■ **Short problem**
Find the word "winter" in the data. Return every line where it appears.
## begin Material supplied
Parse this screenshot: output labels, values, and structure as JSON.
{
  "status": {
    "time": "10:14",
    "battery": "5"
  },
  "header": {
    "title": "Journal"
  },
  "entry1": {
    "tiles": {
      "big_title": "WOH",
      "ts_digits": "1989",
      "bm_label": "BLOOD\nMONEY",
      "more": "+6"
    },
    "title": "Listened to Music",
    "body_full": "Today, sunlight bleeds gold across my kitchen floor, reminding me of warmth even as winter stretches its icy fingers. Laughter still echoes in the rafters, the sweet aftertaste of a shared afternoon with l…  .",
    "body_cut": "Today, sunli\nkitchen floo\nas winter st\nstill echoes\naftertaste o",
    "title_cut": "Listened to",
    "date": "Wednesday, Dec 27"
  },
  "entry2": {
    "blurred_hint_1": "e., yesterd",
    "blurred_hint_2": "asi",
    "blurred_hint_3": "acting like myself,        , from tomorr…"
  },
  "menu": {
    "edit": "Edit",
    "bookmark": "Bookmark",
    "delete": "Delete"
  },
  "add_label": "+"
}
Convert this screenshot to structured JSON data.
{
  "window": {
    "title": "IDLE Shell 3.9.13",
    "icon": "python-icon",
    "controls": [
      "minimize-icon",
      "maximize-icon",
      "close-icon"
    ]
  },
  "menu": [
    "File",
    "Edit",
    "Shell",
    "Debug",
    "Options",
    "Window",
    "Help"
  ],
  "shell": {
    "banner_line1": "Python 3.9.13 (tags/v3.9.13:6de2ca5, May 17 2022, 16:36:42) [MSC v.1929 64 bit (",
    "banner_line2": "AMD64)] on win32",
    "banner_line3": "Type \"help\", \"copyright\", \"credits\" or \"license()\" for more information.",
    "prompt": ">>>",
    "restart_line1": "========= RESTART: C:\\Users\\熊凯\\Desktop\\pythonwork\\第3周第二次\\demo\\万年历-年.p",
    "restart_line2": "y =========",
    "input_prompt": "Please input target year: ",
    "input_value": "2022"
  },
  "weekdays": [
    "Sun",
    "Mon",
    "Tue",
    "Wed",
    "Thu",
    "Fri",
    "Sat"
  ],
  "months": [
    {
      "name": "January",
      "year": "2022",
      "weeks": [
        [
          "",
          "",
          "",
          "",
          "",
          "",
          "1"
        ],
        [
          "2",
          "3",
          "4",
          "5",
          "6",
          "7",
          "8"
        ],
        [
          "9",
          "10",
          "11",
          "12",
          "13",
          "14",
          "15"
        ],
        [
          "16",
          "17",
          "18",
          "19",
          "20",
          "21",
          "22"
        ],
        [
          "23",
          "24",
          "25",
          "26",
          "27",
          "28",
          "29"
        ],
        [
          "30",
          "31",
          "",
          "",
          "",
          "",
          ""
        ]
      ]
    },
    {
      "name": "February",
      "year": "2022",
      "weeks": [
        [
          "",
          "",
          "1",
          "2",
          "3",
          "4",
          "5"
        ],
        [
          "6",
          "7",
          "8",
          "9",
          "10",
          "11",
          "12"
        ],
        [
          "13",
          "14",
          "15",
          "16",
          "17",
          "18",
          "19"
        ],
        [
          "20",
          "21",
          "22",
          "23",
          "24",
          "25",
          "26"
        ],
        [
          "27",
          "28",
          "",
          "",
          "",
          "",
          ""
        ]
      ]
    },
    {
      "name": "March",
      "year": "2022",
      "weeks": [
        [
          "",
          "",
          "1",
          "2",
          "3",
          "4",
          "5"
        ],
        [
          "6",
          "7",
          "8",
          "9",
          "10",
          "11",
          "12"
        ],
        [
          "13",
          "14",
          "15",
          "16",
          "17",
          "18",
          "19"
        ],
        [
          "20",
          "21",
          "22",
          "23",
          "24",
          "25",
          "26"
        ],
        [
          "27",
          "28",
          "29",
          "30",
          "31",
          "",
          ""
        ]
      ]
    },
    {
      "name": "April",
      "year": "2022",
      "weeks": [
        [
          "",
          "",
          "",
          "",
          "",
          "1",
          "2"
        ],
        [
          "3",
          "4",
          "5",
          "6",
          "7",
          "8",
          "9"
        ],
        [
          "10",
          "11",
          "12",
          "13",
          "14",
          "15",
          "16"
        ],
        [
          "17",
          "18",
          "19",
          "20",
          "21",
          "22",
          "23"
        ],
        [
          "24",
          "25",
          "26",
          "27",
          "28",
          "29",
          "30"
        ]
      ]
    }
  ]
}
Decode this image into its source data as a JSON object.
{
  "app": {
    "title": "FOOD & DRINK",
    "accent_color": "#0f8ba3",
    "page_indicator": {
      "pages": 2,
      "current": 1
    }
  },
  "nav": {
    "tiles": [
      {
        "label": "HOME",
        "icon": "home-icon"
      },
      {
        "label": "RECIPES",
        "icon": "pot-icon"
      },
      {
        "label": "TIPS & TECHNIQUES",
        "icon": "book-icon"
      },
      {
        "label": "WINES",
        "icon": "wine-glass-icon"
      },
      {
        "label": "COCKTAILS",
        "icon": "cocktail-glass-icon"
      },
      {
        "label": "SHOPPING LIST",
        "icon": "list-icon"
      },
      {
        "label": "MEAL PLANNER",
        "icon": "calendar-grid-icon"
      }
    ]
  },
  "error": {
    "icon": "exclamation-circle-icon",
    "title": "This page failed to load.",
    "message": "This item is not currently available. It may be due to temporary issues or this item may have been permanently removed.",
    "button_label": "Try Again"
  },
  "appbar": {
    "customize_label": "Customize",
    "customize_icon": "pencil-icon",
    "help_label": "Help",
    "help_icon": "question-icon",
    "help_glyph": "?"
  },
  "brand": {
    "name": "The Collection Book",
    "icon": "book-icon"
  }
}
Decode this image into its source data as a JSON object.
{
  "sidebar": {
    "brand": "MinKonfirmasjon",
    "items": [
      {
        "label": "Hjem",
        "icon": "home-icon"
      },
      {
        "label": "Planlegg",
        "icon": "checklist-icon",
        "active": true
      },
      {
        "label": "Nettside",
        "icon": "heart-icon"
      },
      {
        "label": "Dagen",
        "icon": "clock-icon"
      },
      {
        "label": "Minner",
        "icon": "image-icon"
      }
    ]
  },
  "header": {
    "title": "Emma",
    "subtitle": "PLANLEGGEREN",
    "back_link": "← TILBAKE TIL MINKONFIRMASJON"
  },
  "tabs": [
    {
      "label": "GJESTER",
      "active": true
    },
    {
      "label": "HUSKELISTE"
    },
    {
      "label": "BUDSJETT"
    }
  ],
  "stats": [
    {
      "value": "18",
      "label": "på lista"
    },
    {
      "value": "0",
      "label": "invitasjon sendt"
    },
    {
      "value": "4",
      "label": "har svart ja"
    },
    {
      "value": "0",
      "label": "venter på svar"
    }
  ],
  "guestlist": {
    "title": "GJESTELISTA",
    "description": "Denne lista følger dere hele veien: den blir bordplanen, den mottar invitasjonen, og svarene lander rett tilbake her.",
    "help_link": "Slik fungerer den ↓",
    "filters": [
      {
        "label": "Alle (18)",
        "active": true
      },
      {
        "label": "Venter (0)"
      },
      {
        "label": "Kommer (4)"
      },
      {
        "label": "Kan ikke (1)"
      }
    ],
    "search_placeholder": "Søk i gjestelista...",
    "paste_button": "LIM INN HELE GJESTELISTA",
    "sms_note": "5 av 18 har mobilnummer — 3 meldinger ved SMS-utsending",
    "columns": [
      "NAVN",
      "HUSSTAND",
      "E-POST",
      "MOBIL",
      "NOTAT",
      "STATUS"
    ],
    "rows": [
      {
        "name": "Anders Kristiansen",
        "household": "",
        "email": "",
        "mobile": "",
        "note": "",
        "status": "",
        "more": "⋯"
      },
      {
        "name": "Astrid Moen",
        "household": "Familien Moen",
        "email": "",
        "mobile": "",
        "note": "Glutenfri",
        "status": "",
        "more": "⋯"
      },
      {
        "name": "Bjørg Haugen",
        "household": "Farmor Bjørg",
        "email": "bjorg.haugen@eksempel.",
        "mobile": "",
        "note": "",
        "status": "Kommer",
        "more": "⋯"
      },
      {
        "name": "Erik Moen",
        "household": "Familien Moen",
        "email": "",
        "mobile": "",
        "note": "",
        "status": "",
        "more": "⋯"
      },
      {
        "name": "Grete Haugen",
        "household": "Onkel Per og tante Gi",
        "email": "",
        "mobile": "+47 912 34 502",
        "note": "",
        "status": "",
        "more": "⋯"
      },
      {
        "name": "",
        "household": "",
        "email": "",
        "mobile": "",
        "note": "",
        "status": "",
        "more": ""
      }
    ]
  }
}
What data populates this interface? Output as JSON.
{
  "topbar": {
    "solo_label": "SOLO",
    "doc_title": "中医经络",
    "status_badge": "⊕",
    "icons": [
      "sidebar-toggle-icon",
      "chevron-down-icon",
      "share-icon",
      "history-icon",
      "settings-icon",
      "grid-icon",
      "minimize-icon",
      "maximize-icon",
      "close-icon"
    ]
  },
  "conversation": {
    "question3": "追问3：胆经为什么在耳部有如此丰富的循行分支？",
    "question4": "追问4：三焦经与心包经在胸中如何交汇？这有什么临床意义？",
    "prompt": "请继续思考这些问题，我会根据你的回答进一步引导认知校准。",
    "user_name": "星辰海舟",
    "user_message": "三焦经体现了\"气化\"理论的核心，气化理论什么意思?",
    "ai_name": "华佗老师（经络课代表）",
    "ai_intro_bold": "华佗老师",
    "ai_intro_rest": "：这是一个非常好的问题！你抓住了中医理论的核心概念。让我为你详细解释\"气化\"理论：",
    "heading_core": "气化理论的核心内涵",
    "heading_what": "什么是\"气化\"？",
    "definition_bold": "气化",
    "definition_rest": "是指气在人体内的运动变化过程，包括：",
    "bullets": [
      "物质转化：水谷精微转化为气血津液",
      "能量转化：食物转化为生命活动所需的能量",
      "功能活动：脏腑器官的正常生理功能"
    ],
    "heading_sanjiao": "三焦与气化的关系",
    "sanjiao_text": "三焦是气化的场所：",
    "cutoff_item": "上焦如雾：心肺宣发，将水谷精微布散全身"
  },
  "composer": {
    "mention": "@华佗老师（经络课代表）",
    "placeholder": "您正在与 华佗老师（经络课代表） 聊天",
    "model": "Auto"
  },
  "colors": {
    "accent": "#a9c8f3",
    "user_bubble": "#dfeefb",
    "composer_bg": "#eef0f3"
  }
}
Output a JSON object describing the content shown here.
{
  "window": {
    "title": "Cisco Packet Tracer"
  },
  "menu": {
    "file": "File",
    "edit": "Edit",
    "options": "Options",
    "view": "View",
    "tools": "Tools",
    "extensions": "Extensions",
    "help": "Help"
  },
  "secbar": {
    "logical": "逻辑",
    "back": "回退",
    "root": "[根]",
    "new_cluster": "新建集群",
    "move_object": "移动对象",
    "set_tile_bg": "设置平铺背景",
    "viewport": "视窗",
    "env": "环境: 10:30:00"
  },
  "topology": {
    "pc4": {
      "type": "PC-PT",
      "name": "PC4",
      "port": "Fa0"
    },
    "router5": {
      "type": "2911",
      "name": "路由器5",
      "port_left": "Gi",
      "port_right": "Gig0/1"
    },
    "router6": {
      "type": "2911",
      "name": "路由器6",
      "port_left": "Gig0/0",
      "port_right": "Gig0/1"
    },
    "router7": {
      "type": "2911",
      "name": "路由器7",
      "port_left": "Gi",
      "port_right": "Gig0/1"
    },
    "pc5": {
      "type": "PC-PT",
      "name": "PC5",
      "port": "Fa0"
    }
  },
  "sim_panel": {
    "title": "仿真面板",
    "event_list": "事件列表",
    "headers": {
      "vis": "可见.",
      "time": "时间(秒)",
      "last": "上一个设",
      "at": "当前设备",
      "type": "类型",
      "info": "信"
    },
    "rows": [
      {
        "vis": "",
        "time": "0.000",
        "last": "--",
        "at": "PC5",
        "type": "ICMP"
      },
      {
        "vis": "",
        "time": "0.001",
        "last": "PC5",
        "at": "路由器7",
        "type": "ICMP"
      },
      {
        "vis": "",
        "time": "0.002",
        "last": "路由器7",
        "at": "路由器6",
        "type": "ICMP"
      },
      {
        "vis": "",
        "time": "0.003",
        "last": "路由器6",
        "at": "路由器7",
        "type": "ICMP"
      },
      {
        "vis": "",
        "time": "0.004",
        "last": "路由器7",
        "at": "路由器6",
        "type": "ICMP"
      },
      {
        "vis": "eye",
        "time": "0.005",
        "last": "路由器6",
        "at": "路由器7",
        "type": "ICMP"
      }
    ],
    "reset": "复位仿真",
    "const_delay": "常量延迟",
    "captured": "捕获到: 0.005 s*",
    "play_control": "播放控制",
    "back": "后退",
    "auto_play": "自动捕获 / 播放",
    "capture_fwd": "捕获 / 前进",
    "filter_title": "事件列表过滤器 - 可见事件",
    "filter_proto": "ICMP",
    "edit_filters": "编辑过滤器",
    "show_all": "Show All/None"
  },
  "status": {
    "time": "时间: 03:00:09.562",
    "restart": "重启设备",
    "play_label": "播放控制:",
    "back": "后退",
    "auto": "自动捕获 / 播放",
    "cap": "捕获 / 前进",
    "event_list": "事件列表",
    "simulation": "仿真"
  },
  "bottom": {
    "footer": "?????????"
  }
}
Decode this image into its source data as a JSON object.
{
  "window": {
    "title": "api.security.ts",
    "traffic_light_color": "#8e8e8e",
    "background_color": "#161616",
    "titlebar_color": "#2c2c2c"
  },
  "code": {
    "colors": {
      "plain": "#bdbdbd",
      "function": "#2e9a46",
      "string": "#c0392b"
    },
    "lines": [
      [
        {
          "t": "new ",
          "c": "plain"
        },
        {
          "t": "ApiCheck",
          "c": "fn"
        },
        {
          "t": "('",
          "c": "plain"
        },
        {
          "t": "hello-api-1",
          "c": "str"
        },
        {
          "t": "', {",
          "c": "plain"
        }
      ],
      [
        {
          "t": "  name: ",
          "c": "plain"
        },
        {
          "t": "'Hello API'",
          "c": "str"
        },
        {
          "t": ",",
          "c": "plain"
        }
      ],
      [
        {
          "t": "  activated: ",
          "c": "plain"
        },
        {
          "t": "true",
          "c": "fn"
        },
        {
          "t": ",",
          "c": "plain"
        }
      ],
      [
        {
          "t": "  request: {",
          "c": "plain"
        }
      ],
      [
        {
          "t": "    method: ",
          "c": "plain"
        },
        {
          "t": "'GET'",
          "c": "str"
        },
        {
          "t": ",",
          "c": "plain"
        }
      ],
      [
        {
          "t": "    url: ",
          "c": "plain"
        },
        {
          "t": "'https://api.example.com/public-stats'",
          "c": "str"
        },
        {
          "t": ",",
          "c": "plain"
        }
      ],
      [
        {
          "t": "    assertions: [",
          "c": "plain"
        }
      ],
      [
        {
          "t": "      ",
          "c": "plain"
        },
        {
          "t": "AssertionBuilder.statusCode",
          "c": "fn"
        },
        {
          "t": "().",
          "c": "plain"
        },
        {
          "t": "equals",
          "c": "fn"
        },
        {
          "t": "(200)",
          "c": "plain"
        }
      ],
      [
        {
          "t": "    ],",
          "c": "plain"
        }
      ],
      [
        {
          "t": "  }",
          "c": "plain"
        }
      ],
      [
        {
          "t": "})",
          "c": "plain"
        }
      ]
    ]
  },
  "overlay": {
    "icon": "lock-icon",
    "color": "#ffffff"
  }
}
## end Material supplied
■ **Result of this exercise**
    "body_full": "Today, sunlight bleeds gold across my kitchen floor, reminding me of warmth even as winter stretches its icy fingers. Laughter still echoes in the rafters, the sweet aftertaste of a shared afternoon with l…  .",
    "body_cut": "Today, sunli\nkitchen floo\nas winter st\nstill echoes\naftertaste o",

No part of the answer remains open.